> [Work to be completed]: What is the count of lines that hold the word "сведения"? Give only the number.
------------------------------------------------
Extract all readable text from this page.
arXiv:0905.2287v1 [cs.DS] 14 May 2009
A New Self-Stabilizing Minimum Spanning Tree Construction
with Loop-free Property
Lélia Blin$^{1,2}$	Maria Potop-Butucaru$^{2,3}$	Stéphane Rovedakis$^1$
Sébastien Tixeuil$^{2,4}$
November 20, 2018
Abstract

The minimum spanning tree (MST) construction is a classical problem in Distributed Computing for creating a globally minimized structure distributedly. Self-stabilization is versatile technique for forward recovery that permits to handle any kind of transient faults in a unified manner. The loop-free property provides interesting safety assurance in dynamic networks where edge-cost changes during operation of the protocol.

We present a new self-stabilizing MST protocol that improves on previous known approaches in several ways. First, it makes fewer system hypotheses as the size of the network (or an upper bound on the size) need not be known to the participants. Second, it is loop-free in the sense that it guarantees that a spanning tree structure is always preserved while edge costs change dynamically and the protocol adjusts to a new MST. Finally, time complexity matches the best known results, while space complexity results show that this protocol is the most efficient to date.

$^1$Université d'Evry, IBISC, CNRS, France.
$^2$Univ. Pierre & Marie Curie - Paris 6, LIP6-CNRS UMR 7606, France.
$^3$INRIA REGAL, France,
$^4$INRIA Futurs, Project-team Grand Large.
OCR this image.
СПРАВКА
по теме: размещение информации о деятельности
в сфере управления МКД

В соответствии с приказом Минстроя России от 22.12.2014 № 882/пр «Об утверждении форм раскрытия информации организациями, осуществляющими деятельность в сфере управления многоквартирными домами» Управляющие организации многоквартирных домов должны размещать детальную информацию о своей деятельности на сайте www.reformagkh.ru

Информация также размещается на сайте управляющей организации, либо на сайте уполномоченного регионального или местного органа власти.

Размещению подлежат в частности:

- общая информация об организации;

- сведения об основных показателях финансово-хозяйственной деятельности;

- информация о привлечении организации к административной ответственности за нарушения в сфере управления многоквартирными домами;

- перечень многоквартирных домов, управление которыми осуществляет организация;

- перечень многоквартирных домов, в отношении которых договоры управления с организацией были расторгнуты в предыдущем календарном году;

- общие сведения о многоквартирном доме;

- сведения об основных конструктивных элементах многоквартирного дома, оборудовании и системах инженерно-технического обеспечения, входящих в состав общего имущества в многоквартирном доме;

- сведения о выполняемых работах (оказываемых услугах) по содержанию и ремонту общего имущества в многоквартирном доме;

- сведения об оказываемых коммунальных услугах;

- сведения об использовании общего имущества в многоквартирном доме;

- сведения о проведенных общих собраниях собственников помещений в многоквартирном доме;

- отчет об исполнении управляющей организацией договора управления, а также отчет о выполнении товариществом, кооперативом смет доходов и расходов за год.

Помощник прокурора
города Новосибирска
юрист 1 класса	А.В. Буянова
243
------------------------------------------------
> [Exercise output]: 7